## [WORK TO BE COMPLETED]
Reproduce the entire listing word for word.

##### TASK MATERIAL

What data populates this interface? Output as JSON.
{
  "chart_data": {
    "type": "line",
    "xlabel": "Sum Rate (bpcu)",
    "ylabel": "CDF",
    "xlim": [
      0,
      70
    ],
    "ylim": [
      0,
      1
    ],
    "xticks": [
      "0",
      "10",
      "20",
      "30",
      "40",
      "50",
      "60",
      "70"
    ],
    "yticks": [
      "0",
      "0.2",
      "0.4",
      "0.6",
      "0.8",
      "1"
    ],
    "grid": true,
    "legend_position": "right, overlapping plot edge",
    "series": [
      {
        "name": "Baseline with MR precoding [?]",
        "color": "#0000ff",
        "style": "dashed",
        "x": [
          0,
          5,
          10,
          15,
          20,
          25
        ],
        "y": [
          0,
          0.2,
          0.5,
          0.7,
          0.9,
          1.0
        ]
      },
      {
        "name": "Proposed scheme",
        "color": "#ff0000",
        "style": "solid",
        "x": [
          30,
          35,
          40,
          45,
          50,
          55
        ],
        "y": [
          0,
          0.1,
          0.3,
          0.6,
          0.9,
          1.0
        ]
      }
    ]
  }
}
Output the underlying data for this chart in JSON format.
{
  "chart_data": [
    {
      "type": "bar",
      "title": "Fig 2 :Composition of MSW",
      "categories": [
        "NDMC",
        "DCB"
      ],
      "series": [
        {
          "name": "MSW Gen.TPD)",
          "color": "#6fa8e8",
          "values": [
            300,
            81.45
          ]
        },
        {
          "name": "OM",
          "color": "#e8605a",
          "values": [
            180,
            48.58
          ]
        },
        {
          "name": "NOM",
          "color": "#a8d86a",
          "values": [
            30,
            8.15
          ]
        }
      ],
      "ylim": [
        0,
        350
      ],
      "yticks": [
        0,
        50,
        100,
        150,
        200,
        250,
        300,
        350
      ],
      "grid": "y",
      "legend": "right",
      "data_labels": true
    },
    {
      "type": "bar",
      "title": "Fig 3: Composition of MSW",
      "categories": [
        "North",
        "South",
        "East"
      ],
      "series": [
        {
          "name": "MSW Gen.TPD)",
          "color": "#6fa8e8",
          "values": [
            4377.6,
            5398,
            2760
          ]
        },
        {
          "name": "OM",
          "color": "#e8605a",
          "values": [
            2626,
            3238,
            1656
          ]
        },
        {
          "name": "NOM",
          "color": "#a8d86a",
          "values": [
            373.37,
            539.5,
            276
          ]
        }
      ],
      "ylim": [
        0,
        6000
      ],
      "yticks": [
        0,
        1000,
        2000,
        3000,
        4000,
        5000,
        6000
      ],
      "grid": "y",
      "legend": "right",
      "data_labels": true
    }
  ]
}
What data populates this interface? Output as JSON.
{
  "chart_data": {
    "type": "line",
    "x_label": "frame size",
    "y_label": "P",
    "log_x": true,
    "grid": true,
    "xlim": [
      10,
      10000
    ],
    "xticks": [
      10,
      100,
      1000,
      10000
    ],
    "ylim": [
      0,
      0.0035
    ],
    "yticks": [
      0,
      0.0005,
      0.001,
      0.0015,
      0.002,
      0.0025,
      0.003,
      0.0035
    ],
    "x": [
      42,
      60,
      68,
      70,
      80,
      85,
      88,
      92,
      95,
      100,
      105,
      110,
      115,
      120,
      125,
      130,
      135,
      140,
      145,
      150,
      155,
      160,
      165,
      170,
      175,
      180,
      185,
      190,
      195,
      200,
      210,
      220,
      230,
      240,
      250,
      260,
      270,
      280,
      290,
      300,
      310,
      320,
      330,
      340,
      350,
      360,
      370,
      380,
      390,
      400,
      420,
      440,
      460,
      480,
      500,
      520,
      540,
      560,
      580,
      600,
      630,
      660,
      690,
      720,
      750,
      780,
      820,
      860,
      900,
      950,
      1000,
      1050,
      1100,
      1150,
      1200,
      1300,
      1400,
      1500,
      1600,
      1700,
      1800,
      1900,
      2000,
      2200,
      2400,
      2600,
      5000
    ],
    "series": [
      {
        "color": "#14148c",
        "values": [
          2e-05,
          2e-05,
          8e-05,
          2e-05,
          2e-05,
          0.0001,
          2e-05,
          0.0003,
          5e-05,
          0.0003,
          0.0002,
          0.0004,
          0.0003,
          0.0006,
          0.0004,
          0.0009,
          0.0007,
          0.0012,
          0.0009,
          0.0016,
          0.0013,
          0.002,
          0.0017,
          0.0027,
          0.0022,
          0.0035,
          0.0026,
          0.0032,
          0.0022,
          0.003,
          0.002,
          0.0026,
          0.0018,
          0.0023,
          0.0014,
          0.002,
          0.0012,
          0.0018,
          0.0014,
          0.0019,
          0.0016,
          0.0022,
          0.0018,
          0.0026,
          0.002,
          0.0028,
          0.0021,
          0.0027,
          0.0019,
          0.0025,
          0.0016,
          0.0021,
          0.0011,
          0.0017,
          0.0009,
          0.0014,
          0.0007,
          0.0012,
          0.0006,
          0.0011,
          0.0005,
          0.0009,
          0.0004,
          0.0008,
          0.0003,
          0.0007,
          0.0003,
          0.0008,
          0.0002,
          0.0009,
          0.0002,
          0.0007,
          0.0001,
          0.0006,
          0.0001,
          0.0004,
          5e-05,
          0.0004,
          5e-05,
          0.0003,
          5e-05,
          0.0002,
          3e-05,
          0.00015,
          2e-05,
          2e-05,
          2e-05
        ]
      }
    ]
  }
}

##########

## [RESULT BELOW]
What data populates this interface? Output as JSON.
{
  "chart_data": {
    "type": "line",
    "xlabel": "Sum Rate (bpcu)",
    "ylabel": "CDF",
    "xlim": [
      0,
      70
    ],
    "ylim": [
      0,
      1
    ],
    "xticks": [
      "0",
      "10",
      "20",
      "30",
      "40",
      "50",
      "60",
      "70"
    ],
    "yticks": [
      "0",
      "0.2",
      "0.4",
      "0.6",
      "0.8",
      "1"
    ],
    "grid": true,
    "legend_position": "right, overlapping plot edge",
    "series": [
      {
        "name": "Baseline with MR precoding [?]",
        "color": "#0000ff",
        "style": "dashed",
        "x": [
          0,
          5,
          10,
          15,
          20,
          25
        ],
        "y": [
          0,
          0.2,
          0.5,
          0.7,
          0.9,
          1.0
        ]
      },
      {
        "name": "Proposed scheme",
        "color": "#ff0000",
        "style": "solid",
        "x": [
          30,
          35,
          40,
          45,
          50,
          55
        ],
        "y": [
          0,
          0.1,
          0.3,
          0.6,
          0.9,
          1.0
        ]
      }
    ]
  }
}
Output the underlying data for this chart in JSON format.
{
  "chart_data": [
    {
      "type": "bar",
      "title": "Fig 2 :Composition of MSW",
      "categories": [
        "NDMC",
        "DCB"
      ],
      "series": [
        {
          "name": "MSW Gen.TPD)",
          "color": "#6fa8e8",
          "values": [
            300,
            81.45
          ]
        },
        {
          "name": "OM",
          "color": "#e8605a",
          "values": [
            180,
            48.58
          ]
        },
        {
          "name": "NOM",
          "color": "#a8d86a",
          "values": [
            30,
            8.15
          ]
        }
      ],
      "ylim": [
        0,
        350
      ],
      "yticks": [
        0,
        50,
        100,
        150,
        200,
        250,
        300,
        350
      ],
      "grid": "y",
      "legend": "right",
      "data_labels": true
    },
    {
      "type": "bar",
      "title": "Fig 3: Composition of MSW",
      "categories": [
        "North",
        "South",
        "East"
      ],
      "series": [
        {
          "name": "MSW Gen.TPD)",
          "color": "#6fa8e8",
          "values": [
            4377.6,
            5398,
            2760
          ]
        },
        {
          "name": "OM",
          "color": "#e8605a",
          "values": [
            2626,
            3238,
            1656
          ]
        },
        {
          "name": "NOM",
          "color": "#a8d86a",
          "values": [
            373.37,
            539.5,
            276
          ]
        }
      ],
      "ylim": [
        0,
        6000
      ],
      "yticks": [
        0,
        1000,
        2000,
        3000,
        4000,
        5000,
        6000
      ],
      "grid": "y",
      "legend": "right",
      "data_labels": true
    }
  ]
}
What data populates this interface? Output as JSON.
{
  "chart_data": {
    "type": "line",
    "x_label": "frame size",
    "y_label": "P",
    "log_x": true,
    "grid": true,
    "xlim": [
      10,
      10000
    ],
    "xticks": [
      10,
      100,
      1000,
      10000
    ],
    "ylim": [
      0,
      0.0035
    ],
    "yticks": [
      0,
      0.0005,
      0.001,
      0.0015,
      0.002,
      0.0025,
      0.003,
      0.0035
    ],
    "x": [
      42,
      60,
      68,
      70,
      80,
      85,
      88,
      92,
      95,
      100,
      105,
      110,
      115,
      120,
      125,
      130,
      135,
      140,
      145,
      150,
      155,
      160,
      165,
      170,
      175,
      180,
      185,
      190,
      195,
      200,
      210,
      220,
      230,
      240,
      250,
      260,
      270,
      280,
      290,
      300,
      310,
      320,
      330,
      340,
      350,
      360,
      370,
      380,
      390,
      400,
      420,
      440,
      460,
      480,
      500,
      520,
      540,
      560,
      580,
      600,
      630,
      660,
      690,
      720,
      750,
      780,
      820,
      860,
      900,
      950,
      1000,
      1050,
      1100,
      1150,
      1200,
      1300,
      1400,
      1500,
      1600,
      1700,
      1800,
      1900,
      2000,
      2200,
      2400,
      2600,
      5000
    ],
    "series": [
      {
        "color": "#14148c",
        "values": [
          2e-05,
          2e-05,
          8e-05,
          2e-05,
          2e-05,
          0.0001,
          2e-05,
          0.0003,
          5e-05,
          0.0003,
          0.0002,
          0.0004,
          0.0003,
          0.0006,
          0.0004,
          0.0009,
          0.0007,
          0.0012,
          0.0009,
          0.0016,
          0.0013,
          0.002,
          0.0017,
          0.0027,
          0.0022,
          0.0035,
          0.0026,
          0.0032,
          0.0022,
          0.003,
          0.002,
          0.0026,
          0.0018,
          0.0023,
          0.0014,
          0.002,
          0.0012,
          0.0018,
          0.0014,
          0.0019,
          0.0016,
          0.0022,
          0.0018,
          0.0026,
          0.002,
          0.0028,
          0.0021,
          0.0027,
          0.0019,
          0.0025,
          0.0016,
          0.0021,
          0.0011,
          0.0017,
          0.0009,
          0.0014,
          0.0007,
          0.0012,
          0.0006,
          0.0011,
          0.0005,
          0.0009,
          0.0004,
          0.0008,
          0.0003,
          0.0007,
          0.0003,
          0.0008,
          0.0002,
          0.0009,
          0.0002,
          0.0007,
          0.0001,
          0.0006,
          0.0001,
          0.0004,
          5e-05,
          0.0004,
          5e-05,
          0.0003,
          5e-05,
          0.0002,
          3e-05,
          0.00015,
          2e-05,
          2e-05,
          2e-05
        ]
      }
    ]
  }
}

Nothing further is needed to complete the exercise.